Collected data:

--------

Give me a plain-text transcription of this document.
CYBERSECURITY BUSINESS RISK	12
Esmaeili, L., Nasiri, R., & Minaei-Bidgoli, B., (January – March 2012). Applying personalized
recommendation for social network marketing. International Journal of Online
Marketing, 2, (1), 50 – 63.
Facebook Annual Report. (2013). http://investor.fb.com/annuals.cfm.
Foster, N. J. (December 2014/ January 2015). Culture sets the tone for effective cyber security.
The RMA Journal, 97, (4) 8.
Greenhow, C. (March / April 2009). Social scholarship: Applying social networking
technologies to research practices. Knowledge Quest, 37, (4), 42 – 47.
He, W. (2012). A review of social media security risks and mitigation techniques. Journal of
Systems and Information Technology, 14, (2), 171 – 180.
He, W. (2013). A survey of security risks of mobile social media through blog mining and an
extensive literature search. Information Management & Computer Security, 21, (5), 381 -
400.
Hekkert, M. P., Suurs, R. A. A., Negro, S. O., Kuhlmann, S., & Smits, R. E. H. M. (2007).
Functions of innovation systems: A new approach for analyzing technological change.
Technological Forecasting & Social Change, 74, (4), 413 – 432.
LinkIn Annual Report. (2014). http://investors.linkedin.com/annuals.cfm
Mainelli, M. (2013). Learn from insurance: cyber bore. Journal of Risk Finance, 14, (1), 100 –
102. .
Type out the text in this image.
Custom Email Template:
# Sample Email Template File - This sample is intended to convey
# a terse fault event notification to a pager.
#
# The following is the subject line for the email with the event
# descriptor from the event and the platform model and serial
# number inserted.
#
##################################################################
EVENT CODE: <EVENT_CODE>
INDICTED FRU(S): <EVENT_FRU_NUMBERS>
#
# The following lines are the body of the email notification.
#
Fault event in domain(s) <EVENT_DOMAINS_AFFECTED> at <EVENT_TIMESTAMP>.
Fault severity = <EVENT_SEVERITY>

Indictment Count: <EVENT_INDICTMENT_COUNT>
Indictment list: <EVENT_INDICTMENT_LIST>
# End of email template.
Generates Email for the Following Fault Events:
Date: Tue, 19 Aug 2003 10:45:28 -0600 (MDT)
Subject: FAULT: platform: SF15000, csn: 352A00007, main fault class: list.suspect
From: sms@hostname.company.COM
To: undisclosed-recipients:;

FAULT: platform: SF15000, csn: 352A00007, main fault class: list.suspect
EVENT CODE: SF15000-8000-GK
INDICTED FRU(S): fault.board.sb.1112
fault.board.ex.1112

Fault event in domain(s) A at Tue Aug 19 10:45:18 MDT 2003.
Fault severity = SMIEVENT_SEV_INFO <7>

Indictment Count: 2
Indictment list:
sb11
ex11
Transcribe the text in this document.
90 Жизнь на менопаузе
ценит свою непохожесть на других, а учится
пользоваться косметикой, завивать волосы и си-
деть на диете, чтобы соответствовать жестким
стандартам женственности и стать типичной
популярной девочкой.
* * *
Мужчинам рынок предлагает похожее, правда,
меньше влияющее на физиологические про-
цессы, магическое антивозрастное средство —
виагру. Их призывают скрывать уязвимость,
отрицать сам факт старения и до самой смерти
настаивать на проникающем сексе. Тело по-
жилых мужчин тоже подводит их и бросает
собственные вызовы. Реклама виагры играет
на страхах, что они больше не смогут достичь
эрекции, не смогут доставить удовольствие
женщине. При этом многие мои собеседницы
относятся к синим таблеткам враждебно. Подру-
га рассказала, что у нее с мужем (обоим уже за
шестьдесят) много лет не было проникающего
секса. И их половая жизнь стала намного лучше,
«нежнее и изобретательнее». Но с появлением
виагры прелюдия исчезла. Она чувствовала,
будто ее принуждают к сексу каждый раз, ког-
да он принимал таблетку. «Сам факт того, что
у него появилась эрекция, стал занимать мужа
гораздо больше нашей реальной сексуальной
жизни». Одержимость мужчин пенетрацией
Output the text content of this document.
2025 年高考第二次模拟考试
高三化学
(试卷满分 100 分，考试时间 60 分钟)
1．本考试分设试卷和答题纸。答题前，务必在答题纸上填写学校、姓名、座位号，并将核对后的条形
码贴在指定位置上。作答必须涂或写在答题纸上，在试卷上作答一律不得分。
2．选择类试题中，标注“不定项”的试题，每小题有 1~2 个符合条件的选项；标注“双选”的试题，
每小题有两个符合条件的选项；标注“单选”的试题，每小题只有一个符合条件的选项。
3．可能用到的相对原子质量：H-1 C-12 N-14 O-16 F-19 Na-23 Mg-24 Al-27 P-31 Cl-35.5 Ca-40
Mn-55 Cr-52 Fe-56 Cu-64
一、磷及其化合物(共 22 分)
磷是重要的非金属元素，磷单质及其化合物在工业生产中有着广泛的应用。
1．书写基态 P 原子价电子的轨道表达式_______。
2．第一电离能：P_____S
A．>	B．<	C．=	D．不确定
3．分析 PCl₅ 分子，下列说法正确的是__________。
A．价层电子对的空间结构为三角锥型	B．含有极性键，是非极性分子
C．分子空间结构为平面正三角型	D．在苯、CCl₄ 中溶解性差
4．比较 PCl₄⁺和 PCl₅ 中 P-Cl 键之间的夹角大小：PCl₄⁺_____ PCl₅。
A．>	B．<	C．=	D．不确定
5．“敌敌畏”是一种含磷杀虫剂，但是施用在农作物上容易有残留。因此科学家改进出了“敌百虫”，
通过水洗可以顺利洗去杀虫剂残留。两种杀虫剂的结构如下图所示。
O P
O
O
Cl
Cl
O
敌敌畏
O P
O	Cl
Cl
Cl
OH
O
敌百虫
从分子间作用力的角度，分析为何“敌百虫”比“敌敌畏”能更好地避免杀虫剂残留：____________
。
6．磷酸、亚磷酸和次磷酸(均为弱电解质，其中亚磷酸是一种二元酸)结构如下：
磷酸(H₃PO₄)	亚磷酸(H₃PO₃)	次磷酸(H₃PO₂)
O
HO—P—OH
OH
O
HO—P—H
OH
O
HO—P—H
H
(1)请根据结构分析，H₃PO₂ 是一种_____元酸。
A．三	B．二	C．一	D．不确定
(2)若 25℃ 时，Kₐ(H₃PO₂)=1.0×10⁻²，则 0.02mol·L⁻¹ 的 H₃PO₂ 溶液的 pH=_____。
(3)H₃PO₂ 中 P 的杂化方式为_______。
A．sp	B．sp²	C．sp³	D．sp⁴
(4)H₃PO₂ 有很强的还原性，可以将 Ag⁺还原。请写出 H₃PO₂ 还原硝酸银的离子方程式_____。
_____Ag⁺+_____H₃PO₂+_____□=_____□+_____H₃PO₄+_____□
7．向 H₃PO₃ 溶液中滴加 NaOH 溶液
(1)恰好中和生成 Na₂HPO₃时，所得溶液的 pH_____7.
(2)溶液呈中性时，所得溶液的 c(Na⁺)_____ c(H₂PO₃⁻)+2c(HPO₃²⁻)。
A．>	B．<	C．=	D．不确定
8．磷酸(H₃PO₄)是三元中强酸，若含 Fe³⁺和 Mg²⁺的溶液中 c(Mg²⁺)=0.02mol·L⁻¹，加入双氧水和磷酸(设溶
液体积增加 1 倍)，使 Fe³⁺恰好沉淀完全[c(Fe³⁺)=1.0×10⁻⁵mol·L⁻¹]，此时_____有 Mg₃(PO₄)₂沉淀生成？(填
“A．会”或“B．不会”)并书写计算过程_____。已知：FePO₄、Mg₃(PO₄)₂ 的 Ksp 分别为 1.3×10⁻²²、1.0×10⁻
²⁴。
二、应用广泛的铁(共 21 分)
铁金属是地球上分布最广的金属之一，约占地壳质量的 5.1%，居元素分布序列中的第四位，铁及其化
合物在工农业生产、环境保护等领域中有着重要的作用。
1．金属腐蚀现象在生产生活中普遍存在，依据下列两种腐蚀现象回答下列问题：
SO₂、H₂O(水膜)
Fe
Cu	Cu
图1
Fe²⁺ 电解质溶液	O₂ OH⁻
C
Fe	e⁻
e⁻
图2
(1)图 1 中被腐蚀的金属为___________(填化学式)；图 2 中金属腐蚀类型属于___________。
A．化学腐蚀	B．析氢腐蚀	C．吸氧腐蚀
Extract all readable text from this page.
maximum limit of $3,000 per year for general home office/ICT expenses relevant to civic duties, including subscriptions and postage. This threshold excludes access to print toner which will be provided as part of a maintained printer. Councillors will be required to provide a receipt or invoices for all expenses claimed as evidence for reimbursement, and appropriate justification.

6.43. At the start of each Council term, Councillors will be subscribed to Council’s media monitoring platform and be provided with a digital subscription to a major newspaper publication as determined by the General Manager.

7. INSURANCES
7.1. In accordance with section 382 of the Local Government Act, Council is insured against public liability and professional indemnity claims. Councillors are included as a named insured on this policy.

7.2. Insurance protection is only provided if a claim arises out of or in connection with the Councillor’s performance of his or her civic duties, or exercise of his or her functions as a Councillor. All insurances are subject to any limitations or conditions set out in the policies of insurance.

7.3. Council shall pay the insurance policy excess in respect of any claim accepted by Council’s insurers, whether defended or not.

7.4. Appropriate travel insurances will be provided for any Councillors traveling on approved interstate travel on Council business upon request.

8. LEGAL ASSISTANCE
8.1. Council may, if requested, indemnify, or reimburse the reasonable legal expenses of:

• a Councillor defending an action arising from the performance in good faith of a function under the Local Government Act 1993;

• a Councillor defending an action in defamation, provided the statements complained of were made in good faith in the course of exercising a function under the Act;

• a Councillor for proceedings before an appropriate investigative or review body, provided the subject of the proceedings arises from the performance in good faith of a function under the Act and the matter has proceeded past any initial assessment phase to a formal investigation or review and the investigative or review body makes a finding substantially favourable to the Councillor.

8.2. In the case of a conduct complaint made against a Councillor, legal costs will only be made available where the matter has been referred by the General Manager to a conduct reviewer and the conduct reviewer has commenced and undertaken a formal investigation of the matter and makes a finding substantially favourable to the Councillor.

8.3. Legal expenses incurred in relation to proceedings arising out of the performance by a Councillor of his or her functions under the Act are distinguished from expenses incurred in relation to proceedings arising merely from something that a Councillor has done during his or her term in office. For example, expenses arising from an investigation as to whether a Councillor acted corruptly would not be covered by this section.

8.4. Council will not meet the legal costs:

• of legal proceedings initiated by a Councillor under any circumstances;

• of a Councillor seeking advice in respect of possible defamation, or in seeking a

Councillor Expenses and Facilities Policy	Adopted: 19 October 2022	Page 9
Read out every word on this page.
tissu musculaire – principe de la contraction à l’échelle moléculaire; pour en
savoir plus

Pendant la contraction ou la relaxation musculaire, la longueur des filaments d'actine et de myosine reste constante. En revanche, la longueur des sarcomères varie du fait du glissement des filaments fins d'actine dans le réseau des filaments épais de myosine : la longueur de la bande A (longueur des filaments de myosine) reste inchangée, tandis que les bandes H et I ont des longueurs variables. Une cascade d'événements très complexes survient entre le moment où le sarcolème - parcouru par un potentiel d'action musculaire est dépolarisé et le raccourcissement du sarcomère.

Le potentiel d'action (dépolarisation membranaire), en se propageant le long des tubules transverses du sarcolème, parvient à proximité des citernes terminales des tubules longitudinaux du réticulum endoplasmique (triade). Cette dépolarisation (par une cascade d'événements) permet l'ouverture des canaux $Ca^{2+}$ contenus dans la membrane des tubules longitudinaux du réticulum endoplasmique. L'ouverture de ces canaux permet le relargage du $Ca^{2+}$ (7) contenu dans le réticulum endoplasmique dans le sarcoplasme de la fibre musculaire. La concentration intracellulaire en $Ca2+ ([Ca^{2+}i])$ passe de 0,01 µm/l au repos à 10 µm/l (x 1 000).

--------

§ Given exercise: Search the lines above for the string "January", then show every one that has it.

§ Solution for this task:
Esmaeili, L., Nasiri, R., & Minaei-Bidgoli, B., (January – March 2012). Applying personalized
Foster, N. J. (December 2014/ January 2015). Culture sets the tone for effective cyber security.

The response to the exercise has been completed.